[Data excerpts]
================================

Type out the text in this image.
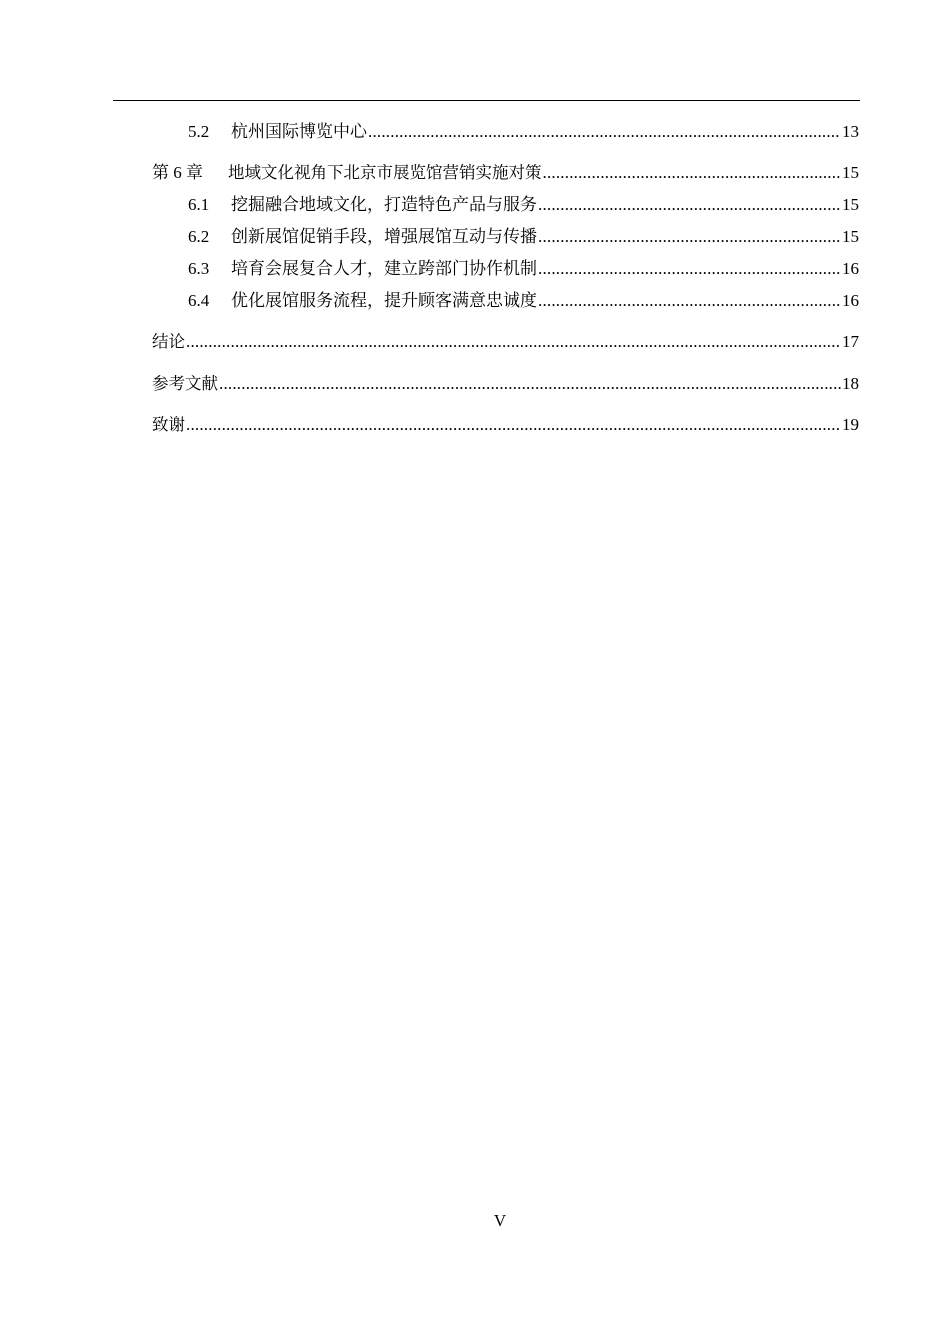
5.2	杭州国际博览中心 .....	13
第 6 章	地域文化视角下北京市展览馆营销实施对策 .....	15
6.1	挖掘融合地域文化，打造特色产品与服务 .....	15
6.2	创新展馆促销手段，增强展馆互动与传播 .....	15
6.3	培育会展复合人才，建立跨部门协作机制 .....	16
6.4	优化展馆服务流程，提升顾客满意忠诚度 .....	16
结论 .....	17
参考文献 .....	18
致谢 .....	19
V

================================

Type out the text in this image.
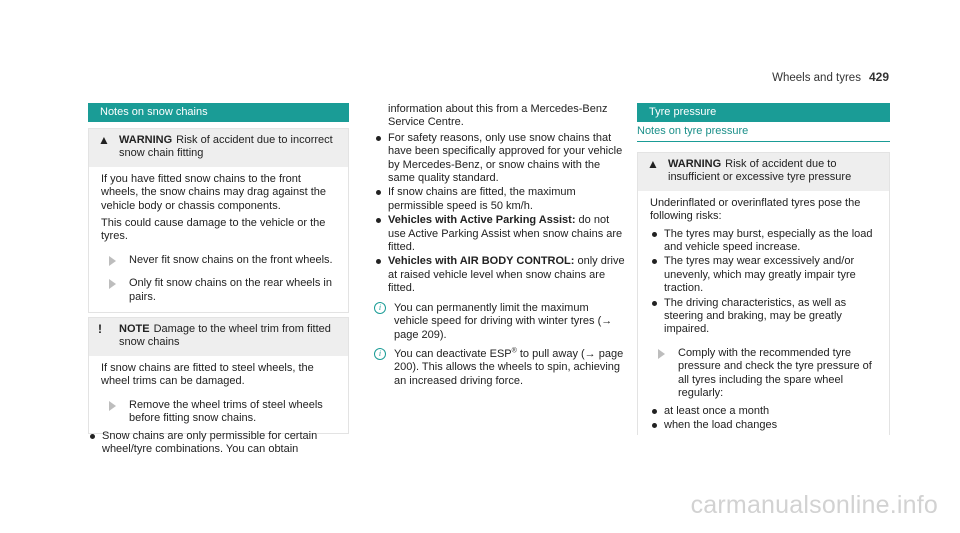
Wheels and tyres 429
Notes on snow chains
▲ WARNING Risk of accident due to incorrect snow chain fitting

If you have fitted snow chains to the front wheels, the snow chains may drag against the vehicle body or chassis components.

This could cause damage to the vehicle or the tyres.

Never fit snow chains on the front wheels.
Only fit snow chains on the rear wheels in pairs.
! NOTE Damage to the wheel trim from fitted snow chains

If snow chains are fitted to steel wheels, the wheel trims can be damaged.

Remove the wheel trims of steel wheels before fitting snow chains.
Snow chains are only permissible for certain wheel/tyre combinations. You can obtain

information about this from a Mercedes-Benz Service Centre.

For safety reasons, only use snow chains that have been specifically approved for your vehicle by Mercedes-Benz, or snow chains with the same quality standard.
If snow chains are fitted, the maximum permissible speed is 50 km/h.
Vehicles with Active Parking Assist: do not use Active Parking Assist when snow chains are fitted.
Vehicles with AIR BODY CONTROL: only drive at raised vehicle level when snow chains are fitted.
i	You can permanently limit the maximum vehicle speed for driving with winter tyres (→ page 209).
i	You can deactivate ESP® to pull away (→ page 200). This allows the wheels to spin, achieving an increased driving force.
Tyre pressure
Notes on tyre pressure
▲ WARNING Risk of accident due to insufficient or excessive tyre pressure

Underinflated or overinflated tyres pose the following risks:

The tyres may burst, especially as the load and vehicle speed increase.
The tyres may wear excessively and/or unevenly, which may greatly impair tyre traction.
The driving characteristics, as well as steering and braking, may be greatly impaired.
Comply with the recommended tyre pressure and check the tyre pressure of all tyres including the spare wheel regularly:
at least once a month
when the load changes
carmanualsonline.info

================================

_SHORT TASK_: Spot every line that holds "accident" and copy it.

_ANSWER FOR THE TASK_:
▲ WARNING Risk of accident due to incorrect snow chain fitting
▲ WARNING Risk of accident due to insufficient or excessive tyre pressure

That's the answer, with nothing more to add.